## Dataset records
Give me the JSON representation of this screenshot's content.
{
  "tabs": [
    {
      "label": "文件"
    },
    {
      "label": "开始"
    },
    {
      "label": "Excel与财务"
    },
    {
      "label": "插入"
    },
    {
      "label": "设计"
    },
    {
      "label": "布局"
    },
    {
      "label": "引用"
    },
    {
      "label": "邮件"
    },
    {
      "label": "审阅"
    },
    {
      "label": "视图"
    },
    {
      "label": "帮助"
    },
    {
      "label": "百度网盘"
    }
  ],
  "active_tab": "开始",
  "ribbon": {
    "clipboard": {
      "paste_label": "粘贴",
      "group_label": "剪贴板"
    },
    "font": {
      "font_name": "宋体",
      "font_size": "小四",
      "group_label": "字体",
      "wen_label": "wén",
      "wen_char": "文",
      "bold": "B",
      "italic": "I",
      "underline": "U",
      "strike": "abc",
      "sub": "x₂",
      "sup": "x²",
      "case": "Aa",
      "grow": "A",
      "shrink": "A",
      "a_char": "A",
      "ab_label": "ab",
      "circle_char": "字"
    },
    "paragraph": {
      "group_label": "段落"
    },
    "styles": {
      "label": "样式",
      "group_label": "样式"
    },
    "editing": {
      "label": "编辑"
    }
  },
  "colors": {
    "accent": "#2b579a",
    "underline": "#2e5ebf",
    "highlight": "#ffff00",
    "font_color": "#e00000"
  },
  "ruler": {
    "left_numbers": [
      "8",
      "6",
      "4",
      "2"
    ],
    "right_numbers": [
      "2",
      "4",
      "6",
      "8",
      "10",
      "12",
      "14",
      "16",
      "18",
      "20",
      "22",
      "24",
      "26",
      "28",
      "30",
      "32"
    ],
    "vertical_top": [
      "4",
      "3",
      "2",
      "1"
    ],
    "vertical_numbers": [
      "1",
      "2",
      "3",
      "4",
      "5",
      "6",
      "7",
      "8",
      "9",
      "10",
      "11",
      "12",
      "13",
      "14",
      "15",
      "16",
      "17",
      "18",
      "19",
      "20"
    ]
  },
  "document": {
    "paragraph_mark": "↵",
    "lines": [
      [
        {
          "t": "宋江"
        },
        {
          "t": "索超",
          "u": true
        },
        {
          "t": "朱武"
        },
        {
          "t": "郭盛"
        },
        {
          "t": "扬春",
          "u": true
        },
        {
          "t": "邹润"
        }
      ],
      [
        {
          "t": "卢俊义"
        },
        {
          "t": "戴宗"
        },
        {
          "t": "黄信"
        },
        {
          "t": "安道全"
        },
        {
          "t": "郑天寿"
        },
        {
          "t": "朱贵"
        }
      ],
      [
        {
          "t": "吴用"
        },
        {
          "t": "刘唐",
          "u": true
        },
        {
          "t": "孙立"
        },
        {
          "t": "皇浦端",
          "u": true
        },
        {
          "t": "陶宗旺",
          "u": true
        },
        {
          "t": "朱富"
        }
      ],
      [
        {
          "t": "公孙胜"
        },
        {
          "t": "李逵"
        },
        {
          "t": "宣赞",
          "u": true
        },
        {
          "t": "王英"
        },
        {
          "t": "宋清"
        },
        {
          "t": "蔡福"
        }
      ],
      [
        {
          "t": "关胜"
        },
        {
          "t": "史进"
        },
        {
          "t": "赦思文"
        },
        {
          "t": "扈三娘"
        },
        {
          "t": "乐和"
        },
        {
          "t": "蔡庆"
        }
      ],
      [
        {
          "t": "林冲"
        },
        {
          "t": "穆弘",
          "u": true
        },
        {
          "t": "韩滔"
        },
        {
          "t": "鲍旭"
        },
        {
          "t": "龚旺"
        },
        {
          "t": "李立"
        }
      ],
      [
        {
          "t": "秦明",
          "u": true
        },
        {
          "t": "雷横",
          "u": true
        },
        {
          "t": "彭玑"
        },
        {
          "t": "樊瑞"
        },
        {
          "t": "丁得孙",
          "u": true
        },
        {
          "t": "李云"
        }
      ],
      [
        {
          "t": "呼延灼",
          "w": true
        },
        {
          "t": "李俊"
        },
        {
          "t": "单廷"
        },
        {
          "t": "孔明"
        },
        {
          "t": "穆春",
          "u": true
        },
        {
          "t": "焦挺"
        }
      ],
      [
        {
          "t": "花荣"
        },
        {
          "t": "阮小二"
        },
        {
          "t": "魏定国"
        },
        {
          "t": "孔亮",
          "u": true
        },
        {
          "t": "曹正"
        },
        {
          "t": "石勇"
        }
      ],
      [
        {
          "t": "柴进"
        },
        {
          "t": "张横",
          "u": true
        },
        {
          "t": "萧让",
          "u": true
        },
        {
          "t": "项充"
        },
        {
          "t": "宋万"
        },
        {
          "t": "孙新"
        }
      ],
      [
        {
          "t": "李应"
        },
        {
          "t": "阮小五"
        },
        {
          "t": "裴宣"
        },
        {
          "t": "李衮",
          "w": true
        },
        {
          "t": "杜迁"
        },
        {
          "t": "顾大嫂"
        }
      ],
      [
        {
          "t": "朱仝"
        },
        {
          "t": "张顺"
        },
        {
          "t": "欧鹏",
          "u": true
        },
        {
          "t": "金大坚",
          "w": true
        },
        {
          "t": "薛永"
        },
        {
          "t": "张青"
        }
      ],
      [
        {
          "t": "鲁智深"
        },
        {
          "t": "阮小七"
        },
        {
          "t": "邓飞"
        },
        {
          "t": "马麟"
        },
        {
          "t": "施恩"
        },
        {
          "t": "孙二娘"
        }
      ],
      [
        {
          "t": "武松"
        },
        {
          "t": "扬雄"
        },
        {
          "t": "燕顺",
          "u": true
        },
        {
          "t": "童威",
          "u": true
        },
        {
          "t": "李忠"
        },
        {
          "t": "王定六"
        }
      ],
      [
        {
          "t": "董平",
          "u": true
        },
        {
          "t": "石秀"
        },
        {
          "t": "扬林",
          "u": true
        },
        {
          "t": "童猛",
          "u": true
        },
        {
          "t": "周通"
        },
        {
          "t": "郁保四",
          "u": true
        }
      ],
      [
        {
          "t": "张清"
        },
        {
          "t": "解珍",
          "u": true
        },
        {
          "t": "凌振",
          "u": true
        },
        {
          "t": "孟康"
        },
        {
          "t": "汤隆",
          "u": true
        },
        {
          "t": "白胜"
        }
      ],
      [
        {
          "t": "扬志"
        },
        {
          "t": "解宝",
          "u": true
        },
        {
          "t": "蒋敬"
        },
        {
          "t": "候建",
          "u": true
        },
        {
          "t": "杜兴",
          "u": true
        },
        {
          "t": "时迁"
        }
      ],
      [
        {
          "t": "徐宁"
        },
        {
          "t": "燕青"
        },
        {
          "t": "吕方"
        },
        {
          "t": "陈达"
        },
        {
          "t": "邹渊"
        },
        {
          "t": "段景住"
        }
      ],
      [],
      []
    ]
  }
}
==
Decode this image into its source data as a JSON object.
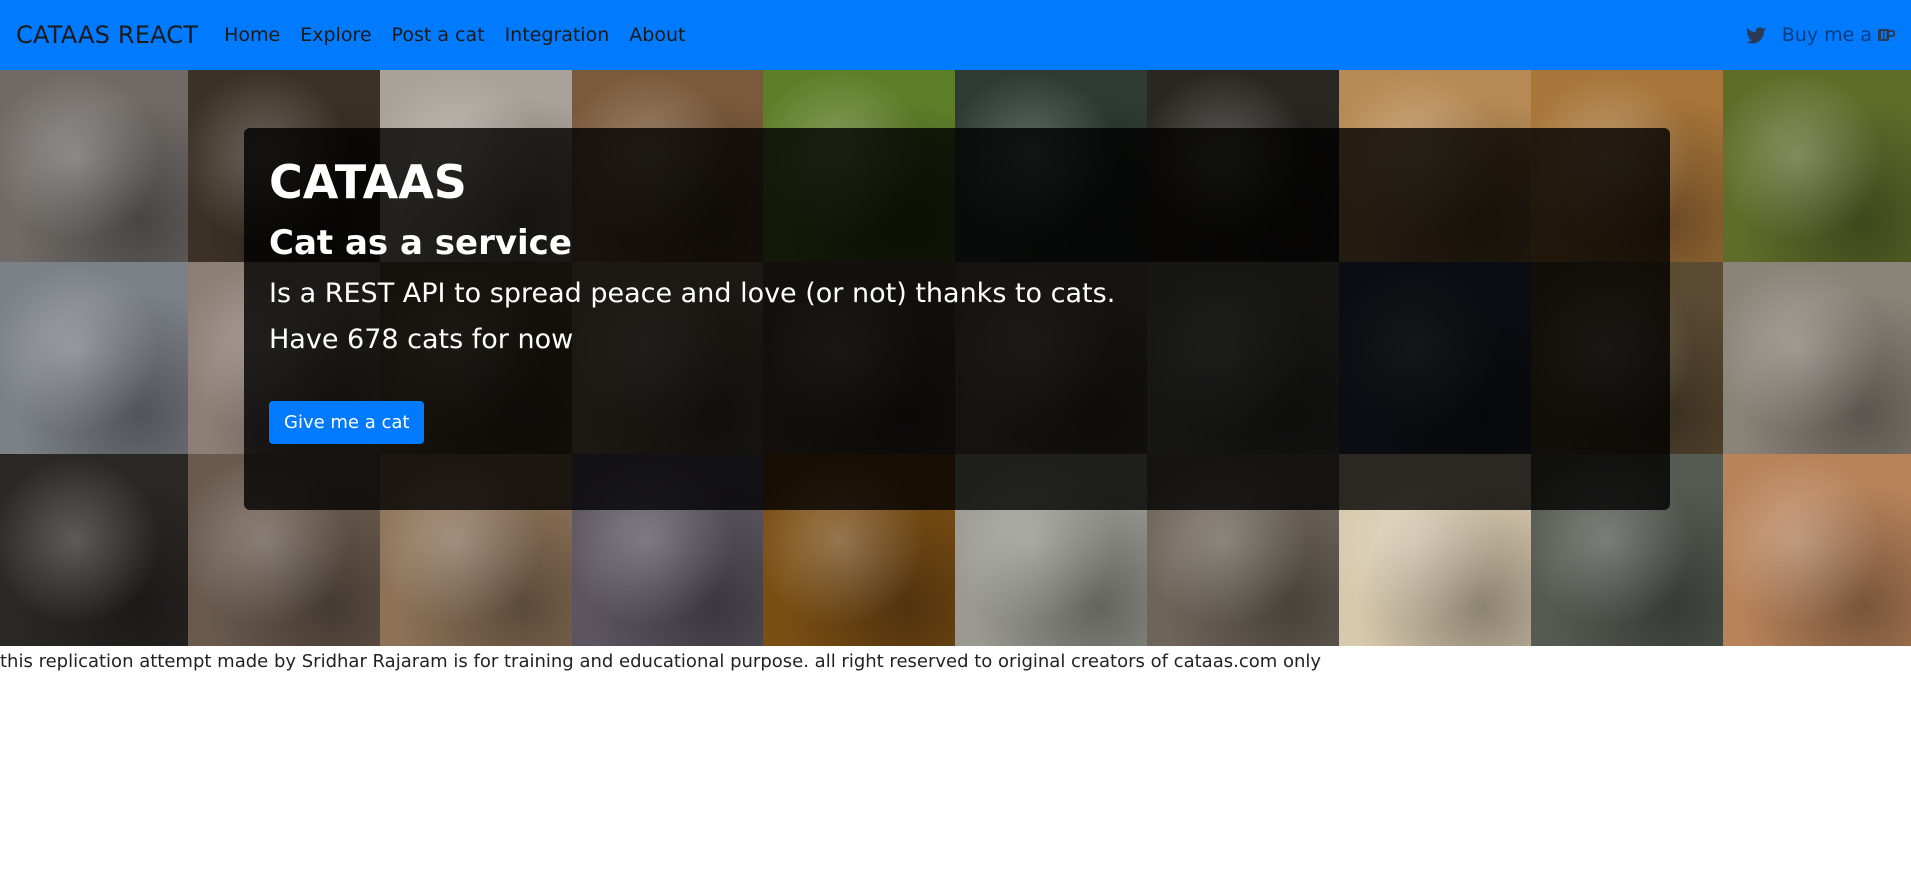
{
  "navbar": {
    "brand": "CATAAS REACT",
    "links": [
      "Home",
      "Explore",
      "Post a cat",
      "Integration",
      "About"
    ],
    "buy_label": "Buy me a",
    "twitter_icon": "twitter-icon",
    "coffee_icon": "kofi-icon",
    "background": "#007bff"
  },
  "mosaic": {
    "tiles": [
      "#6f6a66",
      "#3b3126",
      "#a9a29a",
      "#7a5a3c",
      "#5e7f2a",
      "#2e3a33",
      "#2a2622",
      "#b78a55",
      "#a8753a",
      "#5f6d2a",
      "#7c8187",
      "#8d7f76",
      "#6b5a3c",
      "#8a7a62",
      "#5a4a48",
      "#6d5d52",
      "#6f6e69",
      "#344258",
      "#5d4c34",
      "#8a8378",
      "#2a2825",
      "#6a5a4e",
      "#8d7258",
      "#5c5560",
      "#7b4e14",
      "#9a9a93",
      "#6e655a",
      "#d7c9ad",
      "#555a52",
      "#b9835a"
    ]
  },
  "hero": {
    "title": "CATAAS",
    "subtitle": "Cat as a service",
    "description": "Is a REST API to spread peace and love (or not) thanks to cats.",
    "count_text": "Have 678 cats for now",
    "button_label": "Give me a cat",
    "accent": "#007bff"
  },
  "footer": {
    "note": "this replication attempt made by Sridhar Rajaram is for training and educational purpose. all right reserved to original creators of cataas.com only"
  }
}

## Prompt
Go through the records above, find every line with the word "cats", and list those lines.

## Task answer
    "description": "Is a REST API to spread peace and love (or not) thanks to cats.",
    "count_text": "Have 678 cats for now",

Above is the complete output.